**The problem:** Report all lines from the entries below in which "icon" appears.

**Listed entries:**
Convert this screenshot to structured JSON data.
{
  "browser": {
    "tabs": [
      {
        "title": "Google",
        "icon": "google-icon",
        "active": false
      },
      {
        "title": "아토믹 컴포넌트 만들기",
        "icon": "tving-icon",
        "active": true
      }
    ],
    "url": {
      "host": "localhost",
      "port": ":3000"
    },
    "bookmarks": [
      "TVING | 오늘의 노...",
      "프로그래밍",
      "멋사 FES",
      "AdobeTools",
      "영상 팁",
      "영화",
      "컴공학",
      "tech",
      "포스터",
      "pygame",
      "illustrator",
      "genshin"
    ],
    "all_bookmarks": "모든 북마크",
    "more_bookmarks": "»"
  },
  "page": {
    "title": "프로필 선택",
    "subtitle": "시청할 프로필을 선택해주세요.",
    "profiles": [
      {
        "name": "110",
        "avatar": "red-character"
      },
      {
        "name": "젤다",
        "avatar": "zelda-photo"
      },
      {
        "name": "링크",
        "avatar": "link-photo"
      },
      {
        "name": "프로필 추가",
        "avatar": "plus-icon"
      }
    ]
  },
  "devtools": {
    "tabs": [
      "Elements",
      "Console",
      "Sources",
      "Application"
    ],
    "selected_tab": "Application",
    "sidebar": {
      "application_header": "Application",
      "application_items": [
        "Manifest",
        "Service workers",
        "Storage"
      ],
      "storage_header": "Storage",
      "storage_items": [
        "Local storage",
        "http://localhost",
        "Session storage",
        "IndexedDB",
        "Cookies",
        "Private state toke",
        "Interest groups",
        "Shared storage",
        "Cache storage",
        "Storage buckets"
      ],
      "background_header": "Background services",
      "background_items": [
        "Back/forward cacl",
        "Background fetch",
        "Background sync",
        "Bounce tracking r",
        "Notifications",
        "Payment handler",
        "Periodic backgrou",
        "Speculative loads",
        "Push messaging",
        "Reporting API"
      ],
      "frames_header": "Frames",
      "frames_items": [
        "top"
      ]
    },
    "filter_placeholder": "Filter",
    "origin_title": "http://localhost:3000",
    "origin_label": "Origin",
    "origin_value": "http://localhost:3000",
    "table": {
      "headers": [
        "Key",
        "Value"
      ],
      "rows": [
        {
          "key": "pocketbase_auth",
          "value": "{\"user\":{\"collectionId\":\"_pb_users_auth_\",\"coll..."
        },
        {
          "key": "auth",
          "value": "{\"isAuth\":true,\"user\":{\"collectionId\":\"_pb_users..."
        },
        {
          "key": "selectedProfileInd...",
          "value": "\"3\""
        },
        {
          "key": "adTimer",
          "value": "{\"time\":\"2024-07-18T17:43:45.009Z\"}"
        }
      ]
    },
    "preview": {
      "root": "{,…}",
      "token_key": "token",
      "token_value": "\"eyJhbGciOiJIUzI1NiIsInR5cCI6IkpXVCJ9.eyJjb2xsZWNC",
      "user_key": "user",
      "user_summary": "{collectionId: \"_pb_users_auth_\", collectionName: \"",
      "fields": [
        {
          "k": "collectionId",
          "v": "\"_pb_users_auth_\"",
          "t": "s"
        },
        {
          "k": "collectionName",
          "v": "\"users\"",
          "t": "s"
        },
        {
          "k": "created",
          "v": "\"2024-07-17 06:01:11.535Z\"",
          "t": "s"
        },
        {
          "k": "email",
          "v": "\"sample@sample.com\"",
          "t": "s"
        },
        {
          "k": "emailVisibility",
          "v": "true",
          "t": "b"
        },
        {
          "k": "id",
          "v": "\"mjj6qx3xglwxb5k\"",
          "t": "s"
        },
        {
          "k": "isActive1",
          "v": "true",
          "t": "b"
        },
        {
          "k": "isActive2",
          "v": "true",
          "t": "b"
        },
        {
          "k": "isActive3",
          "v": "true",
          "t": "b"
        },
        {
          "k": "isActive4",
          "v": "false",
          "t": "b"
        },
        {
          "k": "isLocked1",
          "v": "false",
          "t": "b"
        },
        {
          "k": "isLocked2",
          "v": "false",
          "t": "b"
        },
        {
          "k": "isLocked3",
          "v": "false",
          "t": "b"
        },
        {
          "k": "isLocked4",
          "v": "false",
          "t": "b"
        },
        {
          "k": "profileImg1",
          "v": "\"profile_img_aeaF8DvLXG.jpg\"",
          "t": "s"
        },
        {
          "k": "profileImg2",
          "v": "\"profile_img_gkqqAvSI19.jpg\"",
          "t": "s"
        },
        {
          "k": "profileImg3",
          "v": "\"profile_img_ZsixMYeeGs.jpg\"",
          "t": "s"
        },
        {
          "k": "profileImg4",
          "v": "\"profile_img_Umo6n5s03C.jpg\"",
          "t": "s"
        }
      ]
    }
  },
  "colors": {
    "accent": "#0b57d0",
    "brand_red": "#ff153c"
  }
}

**Solution to this exercise:**
        "icon": "google-icon",
        "icon": "tving-icon",
        "avatar": "plus-icon"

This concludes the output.